▶ Question brève a:
D'après le document sur le divorce à la belge, quel poste occupe Christine Laurent ?

▶ Document:
Christine Laurent

Divorce à la belge

Christine Laurent Rédactrice en chef du Vif/L'Express

La lune de miel aura été de bien courte durée. Très vite, les illusions se sont envolées, le désir s’est dissipé. Il est vrai que le mariage était arrangé. Et que, dès le départ, il était plombé. On le sait bien, en créant la Belgique de 1830, les grandes puissances européennes ne visaient que leurs intérêts. Peu leur importait que la grande Histoire qu’elles voulaient imposer ne reposerait que sur des petites histoires de susceptibilités froissées, de sensibilités brutalisées. Dès l’origine, le ver était dans le fruit. Mais elles n’en avaient cure.

▶ Liste de travail:
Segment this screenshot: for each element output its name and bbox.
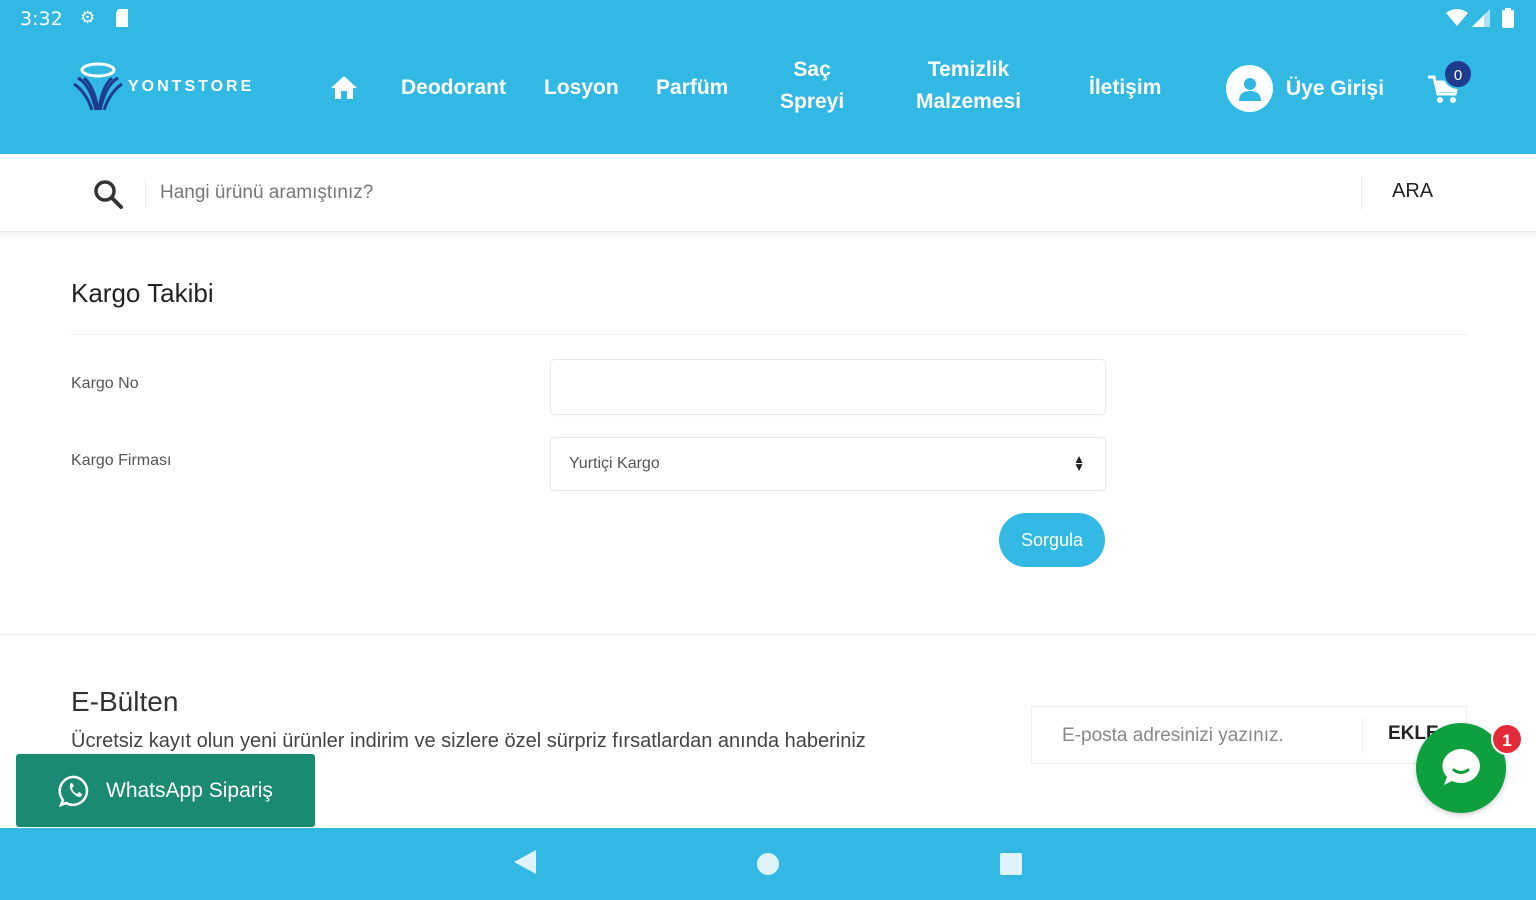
search-bar: ARA xyxy=(0,154,1536,232)
home-icon[interactable] xyxy=(330,74,358,105)
search-input[interactable] xyxy=(160,172,1350,214)
nav-parfum[interactable]: Parfüm xyxy=(656,72,728,104)
nav-losyon[interactable]: Losyon xyxy=(544,72,619,104)
title-divider xyxy=(71,334,1467,335)
email-divider xyxy=(1362,717,1363,753)
nav-deodorant[interactable]: Deodorant xyxy=(401,72,506,104)
query-button[interactable]: Sorgula xyxy=(999,513,1105,567)
whatsapp-icon xyxy=(58,775,89,807)
chat-notification-badge: 1 xyxy=(1491,723,1523,755)
back-icon[interactable] xyxy=(512,848,538,881)
kargo-firma-select[interactable]: Yurtiçi Kargo ▲ ▼ xyxy=(550,437,1106,491)
nav-temizlik-malzemesi[interactable]: Temizlik Malzemesi xyxy=(916,54,1021,118)
nav-sac-line2: Spreyi xyxy=(780,90,845,113)
settings-icon: ⚙ xyxy=(80,8,96,28)
kargo-no-field[interactable] xyxy=(550,359,1106,415)
search-divider xyxy=(145,178,146,208)
select-arrows-icon: ▲ ▼ xyxy=(1073,452,1085,474)
battery-icon xyxy=(1502,8,1514,33)
whatsapp-order-button[interactable]: WhatsApp Sipariş xyxy=(16,754,315,827)
newsletter-title: E-Bülten xyxy=(71,686,179,717)
status-time: 3:32 xyxy=(20,8,63,30)
site-logo[interactable]: YONTSTORE xyxy=(72,62,254,112)
newsletter-description: Ücretsiz kayıt olun yeni ürünler indirim… xyxy=(71,730,866,752)
nav-temizlik-line2: Malzemesi xyxy=(916,90,1022,113)
chat-icon xyxy=(1442,749,1480,785)
nav-sac-line1: Saç xyxy=(793,58,831,81)
newsletter-form: EKLE xyxy=(1031,706,1467,764)
user-icon xyxy=(1226,65,1273,112)
sd-card-icon xyxy=(114,9,130,32)
signal-icon xyxy=(1472,9,1490,32)
system-navigation-bar xyxy=(0,828,1536,900)
kargo-no-label: Kargo No xyxy=(71,375,139,392)
cart-count-badge: 0 xyxy=(1443,59,1473,89)
nav-iletisim[interactable]: İletişim xyxy=(1089,72,1161,104)
kargo-firma-label: Kargo Firması xyxy=(71,452,172,469)
nav-temizlik-line1: Temizlik xyxy=(927,58,1010,81)
search-icon[interactable] xyxy=(92,178,124,215)
login-link[interactable]: Üye Girişi xyxy=(1226,65,1384,112)
status-bar: 3:32 ⚙ xyxy=(0,0,1536,38)
nav-sac-spreyi[interactable]: Saç Spreyi xyxy=(780,54,844,118)
recents-icon[interactable] xyxy=(999,852,1023,881)
brand-name: YONTSTORE xyxy=(128,78,255,95)
email-field[interactable] xyxy=(1062,721,1352,751)
login-label: Üye Girişi xyxy=(1286,76,1385,100)
whatsapp-label: WhatsApp Sipariş xyxy=(106,778,273,802)
search-button-divider xyxy=(1361,176,1362,210)
site-header: YONTSTORE Deodorant Losyon Parfüm Saç Sp… xyxy=(0,38,1536,154)
search-button[interactable]: ARA xyxy=(1392,180,1433,203)
kargo-firma-selected: Yurtiçi Kargo xyxy=(569,455,660,472)
home-nav-icon[interactable] xyxy=(756,852,780,881)
wifi-icon xyxy=(1446,9,1468,32)
page-title: Kargo Takibi xyxy=(71,278,214,308)
logo-mark-icon xyxy=(73,62,123,111)
section-divider xyxy=(0,634,1536,635)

▶ Question brève b:
Modifiez les lignes de la liste allant de celle qui contient « search-bar: ARA xyxy=(0,154,1536,232) » jusqu'à celle qui contient « back-icon[interactable] xyxy=(512,848,538,881) » en remplaçant « nav » par « menu », sans rien changer d'autre, et ne donnez que ces lignes.

▶ Réponse complète a:
Elle est rédactrice en chef du Vif/L'Express.

▶ Réponse complète b:
search-bar: ARA xyxy=(0,154,1536,232)
home-icon[interactable] xyxy=(330,74,358,105)
search-input[interactable] xyxy=(160,172,1350,214)
menu-parfum[interactable]: Parfüm xyxy=(656,72,728,104)
menu-losyon[interactable]: Losyon xyxy=(544,72,619,104)
title-divider xyxy=(71,334,1467,335)
email-divider xyxy=(1362,717,1363,753)
menu-deodorant[interactable]: Deodorant xyxy=(401,72,506,104)
query-button[interactable]: Sorgula xyxy=(999,513,1105,567)
whatsapp-icon xyxy=(58,775,89,807)
chat-notification-badge: 1 xyxy=(1491,723,1523,755)
back-icon[interactable] xyxy=(512,848,538,881)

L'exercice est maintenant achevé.